[start SUPPLIED DATA]
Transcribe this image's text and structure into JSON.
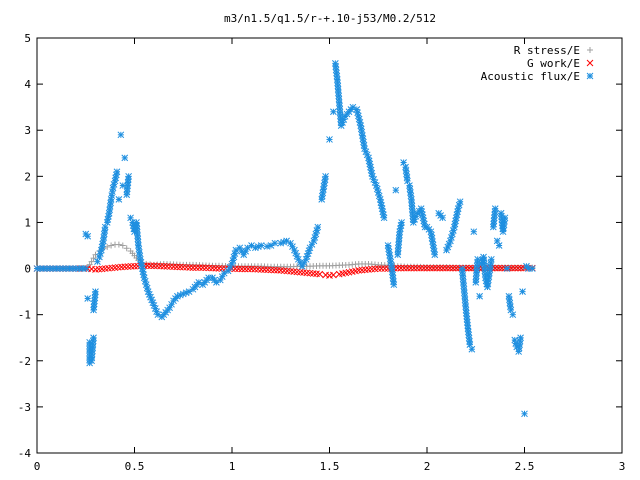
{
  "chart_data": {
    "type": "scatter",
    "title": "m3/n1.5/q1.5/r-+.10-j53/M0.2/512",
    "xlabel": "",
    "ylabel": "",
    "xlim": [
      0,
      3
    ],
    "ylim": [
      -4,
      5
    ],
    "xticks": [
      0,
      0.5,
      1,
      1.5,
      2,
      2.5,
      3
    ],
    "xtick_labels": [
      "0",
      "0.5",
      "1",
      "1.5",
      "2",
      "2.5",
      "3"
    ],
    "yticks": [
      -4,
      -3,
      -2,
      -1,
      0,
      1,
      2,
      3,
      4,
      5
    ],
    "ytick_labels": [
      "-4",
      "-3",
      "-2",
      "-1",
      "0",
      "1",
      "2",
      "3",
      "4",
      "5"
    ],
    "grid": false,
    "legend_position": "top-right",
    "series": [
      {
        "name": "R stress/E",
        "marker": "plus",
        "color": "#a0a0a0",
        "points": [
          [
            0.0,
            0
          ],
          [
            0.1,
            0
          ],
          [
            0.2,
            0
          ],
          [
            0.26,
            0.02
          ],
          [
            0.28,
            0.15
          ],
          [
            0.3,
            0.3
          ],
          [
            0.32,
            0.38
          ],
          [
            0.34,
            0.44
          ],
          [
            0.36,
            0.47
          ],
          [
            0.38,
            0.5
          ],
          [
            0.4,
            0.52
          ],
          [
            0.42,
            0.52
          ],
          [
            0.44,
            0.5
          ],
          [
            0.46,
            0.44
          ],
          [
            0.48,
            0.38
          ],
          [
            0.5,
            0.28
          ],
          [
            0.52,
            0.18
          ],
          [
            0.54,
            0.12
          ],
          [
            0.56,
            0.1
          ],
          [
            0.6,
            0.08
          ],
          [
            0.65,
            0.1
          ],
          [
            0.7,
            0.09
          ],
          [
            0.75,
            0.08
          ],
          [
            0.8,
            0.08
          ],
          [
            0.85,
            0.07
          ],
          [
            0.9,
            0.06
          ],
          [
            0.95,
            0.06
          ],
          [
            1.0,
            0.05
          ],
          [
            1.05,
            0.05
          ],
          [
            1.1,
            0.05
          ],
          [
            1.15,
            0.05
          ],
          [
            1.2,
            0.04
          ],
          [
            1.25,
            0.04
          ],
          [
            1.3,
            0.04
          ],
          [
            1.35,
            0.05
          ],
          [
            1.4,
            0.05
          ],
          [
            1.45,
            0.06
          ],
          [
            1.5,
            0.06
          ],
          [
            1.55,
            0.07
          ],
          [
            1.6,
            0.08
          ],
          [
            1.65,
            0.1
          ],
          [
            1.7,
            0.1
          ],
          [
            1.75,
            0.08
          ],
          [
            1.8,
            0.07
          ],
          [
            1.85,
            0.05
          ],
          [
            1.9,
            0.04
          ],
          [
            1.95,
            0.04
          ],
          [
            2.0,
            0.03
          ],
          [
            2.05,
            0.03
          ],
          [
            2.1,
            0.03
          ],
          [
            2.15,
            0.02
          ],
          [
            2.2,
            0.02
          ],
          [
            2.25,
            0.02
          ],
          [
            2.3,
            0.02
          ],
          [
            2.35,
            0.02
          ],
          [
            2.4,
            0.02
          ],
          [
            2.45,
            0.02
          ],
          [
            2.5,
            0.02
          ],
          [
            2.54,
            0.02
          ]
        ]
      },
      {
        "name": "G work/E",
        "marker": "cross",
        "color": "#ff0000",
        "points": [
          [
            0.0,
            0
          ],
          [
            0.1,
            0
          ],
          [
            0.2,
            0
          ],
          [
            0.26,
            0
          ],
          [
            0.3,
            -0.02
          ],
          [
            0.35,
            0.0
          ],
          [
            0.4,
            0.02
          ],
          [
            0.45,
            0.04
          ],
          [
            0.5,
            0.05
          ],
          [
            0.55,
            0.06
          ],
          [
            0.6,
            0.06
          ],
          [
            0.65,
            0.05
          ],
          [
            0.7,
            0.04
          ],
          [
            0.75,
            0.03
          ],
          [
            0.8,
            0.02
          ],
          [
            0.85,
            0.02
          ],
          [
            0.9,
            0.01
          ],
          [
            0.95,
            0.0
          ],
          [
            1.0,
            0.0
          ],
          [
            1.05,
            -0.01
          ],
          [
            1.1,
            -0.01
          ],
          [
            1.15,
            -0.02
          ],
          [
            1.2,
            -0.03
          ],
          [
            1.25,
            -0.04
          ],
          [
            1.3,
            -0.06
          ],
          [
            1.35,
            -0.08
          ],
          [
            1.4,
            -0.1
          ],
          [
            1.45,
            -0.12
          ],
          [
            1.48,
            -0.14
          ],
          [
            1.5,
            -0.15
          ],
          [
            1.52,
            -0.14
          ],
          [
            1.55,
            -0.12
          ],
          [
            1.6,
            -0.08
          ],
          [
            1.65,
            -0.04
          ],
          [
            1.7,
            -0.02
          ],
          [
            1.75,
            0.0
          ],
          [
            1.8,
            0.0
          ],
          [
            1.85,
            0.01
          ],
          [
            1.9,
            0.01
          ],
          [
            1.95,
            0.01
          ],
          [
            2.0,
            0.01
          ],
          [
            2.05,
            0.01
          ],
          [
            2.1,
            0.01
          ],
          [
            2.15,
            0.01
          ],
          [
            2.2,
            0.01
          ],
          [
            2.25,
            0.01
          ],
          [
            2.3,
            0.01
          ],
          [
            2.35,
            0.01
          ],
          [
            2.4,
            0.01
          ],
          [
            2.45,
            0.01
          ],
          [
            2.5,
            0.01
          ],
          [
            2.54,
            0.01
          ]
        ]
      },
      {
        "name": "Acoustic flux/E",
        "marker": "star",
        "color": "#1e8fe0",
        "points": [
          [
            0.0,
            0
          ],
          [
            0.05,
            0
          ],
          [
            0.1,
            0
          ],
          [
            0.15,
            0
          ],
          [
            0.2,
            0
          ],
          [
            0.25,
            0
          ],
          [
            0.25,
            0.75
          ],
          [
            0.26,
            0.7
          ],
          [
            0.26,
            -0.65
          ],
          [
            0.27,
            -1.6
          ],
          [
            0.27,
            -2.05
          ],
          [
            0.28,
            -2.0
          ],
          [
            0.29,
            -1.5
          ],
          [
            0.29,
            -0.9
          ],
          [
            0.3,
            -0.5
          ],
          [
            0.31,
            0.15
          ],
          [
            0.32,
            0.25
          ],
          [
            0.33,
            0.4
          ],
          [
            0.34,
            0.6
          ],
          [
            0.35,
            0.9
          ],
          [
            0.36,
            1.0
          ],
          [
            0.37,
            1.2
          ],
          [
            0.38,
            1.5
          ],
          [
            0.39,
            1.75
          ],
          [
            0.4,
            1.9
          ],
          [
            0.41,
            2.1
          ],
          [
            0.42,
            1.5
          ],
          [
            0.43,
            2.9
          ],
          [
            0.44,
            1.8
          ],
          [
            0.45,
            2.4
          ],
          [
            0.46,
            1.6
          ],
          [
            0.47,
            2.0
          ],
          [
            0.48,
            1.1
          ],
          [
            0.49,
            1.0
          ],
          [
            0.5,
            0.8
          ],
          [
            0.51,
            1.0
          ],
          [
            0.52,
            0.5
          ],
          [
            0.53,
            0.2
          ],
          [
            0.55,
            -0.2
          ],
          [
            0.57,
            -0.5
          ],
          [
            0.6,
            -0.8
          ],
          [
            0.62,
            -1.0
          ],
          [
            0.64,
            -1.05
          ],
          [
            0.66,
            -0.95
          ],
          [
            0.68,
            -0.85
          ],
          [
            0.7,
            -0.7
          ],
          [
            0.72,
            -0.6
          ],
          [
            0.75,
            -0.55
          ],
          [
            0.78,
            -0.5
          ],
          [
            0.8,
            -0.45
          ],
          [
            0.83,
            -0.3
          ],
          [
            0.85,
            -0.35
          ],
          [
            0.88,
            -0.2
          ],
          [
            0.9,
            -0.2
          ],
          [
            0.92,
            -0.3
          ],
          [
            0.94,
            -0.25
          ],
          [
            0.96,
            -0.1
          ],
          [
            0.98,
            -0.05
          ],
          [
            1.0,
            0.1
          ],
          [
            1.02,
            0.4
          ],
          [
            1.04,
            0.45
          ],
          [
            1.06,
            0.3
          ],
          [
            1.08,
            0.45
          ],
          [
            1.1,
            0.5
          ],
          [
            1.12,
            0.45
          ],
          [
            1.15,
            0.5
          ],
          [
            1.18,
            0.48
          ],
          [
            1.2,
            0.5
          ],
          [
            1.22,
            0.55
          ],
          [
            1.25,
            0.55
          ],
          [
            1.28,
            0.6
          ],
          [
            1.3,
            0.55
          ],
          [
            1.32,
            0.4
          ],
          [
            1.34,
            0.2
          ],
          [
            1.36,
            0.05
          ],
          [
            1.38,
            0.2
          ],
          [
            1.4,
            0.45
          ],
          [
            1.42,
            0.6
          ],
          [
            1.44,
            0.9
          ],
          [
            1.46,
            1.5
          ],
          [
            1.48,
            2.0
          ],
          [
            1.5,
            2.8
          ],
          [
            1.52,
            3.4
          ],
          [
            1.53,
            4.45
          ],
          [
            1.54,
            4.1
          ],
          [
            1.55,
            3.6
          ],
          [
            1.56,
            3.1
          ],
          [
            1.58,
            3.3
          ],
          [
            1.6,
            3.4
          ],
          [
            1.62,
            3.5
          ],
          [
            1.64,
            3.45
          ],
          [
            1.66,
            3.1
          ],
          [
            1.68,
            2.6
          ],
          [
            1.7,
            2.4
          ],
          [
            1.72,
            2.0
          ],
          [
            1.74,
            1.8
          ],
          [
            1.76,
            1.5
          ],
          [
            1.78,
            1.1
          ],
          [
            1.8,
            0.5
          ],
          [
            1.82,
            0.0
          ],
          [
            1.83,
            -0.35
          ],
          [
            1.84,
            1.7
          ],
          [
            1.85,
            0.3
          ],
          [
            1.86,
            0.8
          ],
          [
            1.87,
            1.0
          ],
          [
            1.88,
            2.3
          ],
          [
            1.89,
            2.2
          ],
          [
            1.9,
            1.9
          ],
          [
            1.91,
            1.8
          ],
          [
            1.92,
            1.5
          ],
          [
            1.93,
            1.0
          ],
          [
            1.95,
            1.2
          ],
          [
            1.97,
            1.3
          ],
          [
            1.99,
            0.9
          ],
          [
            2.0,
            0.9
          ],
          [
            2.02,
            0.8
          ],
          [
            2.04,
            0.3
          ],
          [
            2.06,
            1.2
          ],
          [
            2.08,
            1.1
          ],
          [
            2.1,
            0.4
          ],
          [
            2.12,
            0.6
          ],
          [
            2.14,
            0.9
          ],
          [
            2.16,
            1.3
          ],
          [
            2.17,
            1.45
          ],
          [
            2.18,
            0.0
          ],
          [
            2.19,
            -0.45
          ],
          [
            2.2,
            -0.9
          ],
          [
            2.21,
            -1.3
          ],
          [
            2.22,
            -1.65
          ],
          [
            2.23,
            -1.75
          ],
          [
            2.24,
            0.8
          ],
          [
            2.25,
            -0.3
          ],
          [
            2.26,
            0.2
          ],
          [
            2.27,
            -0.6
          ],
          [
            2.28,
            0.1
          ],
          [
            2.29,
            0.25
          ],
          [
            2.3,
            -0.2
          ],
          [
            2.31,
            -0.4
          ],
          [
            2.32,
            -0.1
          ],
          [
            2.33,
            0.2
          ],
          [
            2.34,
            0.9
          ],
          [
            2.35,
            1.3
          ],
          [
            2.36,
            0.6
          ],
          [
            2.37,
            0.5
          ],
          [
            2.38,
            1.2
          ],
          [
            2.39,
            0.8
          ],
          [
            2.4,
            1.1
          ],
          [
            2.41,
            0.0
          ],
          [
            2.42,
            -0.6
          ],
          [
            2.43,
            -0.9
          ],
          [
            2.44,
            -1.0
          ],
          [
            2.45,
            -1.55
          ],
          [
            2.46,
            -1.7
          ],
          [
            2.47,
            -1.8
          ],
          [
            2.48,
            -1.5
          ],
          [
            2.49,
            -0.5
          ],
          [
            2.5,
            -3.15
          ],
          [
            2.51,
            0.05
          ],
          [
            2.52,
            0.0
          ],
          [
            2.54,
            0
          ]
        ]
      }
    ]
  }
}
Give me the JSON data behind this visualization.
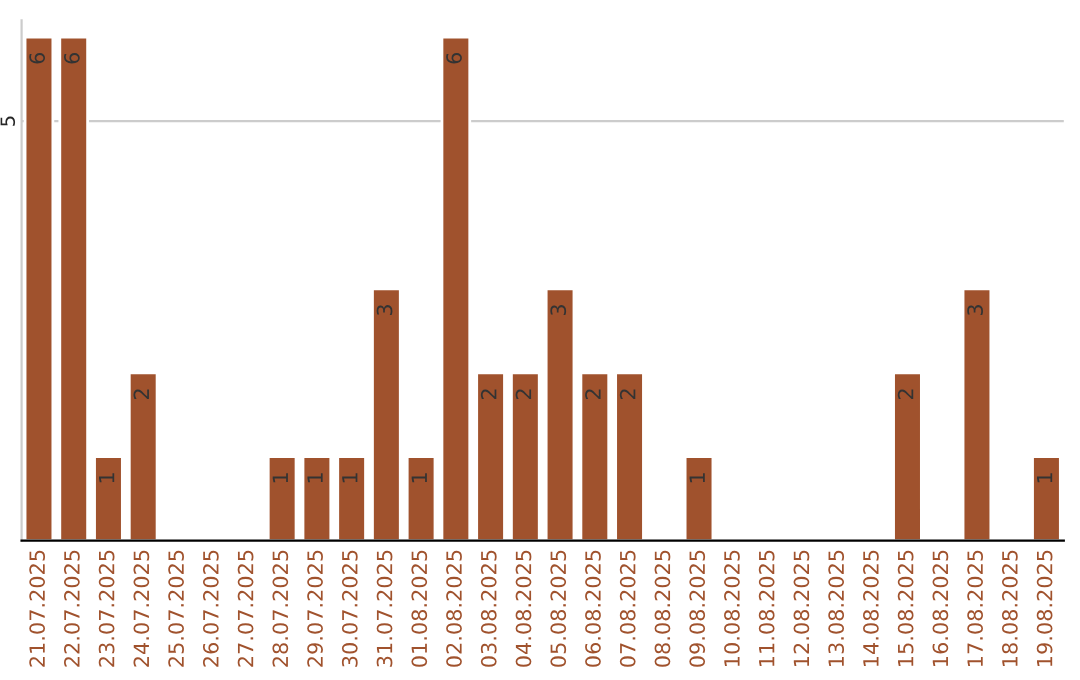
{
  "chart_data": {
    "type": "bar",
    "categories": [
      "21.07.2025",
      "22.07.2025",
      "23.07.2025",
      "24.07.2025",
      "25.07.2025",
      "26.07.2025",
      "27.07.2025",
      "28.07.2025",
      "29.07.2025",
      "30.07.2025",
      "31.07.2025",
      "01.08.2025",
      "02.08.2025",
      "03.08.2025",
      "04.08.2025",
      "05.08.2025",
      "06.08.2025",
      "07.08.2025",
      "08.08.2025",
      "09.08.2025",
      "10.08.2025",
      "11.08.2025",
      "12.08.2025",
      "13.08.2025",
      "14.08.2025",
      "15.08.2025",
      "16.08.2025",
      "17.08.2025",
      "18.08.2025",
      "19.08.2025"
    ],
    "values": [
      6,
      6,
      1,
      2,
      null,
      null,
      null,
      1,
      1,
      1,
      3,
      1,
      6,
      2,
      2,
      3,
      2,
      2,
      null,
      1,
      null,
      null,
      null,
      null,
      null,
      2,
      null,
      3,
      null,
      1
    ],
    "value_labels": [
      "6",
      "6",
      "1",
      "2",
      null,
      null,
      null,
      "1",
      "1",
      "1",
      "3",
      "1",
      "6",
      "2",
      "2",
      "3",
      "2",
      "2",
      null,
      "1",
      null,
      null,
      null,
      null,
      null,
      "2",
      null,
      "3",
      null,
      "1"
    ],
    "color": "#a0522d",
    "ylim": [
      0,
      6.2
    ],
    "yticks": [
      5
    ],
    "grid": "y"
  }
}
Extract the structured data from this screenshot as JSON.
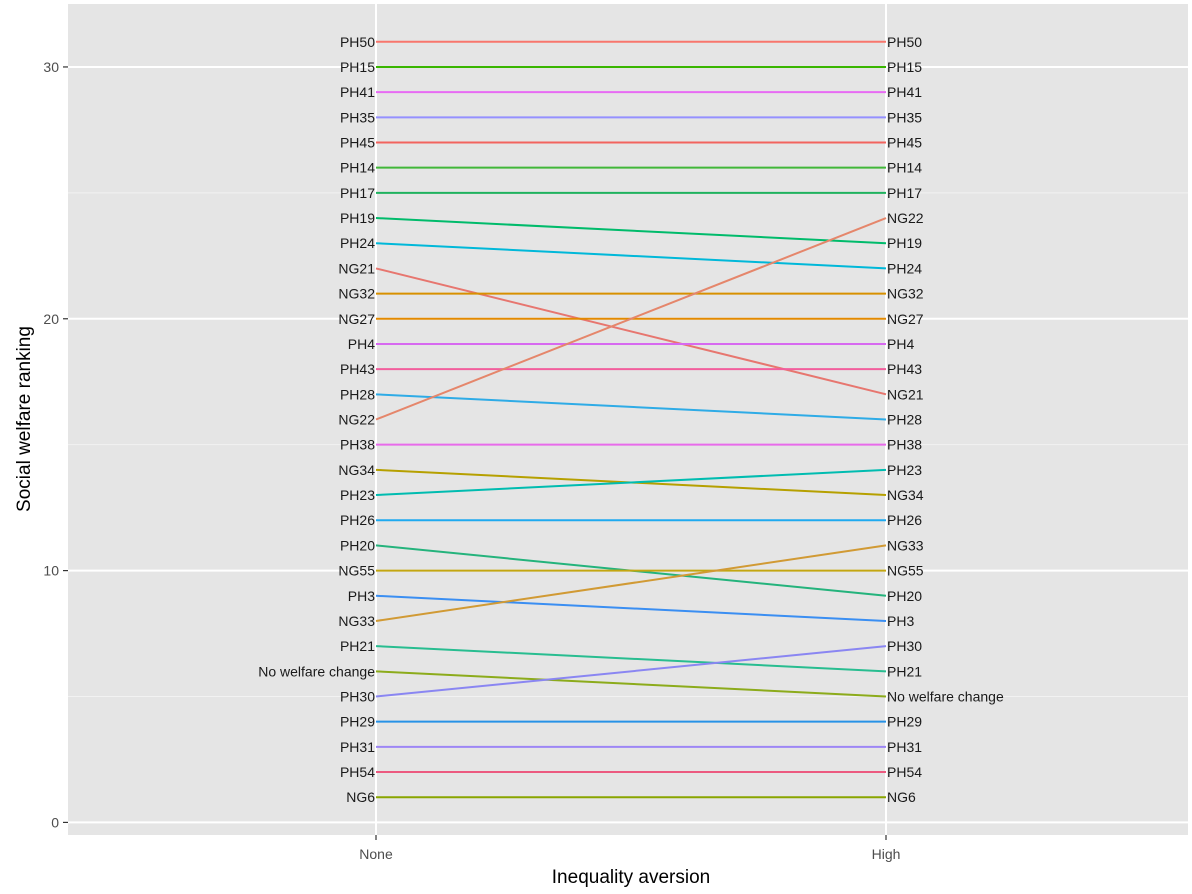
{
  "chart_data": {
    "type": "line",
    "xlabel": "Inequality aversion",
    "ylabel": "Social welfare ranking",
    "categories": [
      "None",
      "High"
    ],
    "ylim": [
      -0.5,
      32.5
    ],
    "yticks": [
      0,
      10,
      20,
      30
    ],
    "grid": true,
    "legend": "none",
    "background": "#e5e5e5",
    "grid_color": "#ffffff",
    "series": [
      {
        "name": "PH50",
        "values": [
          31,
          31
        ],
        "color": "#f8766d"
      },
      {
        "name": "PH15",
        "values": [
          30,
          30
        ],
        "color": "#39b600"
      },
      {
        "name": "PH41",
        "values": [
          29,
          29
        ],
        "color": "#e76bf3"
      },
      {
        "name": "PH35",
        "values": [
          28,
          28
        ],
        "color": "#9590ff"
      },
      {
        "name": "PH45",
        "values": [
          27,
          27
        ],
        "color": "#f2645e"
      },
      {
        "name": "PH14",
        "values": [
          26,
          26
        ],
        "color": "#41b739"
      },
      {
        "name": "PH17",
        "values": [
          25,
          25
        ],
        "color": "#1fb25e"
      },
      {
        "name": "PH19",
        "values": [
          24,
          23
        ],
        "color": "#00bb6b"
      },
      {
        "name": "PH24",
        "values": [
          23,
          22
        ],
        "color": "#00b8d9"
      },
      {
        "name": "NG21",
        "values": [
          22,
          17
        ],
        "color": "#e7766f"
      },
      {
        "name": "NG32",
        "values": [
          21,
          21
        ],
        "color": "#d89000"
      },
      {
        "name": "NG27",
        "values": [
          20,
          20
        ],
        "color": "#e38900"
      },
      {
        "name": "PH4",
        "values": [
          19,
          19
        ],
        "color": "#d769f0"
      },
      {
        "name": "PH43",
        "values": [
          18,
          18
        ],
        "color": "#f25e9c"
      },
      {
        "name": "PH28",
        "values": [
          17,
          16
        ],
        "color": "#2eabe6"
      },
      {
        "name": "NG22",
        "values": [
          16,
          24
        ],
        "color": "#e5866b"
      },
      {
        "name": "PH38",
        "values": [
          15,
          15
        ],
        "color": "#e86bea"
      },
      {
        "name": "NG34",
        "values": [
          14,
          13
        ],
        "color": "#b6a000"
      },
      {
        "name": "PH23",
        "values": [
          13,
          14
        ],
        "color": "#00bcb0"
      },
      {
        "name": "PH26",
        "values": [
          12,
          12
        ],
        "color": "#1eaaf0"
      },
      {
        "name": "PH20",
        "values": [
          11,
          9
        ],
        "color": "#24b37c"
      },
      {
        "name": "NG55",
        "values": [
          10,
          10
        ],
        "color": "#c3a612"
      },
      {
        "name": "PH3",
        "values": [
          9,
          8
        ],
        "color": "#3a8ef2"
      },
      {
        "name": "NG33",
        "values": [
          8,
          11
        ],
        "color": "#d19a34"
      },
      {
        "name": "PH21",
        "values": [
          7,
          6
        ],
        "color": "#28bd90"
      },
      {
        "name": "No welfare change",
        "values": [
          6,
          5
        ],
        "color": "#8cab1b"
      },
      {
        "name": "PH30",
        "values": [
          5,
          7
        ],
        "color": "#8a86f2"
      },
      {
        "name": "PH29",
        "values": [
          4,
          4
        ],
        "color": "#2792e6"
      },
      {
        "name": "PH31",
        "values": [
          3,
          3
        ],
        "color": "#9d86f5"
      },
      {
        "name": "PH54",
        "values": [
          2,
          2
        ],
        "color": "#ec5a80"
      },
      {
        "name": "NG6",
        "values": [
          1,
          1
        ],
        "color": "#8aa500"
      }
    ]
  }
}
[end SUPPLIED DATA]
WHAT TO PRODUCE: Show all lines from the data above in which the word "welfare" appears.

SOLUTION TO THIS TASK:
    "ylabel": "Social welfare ranking",
        "name": "No welfare change",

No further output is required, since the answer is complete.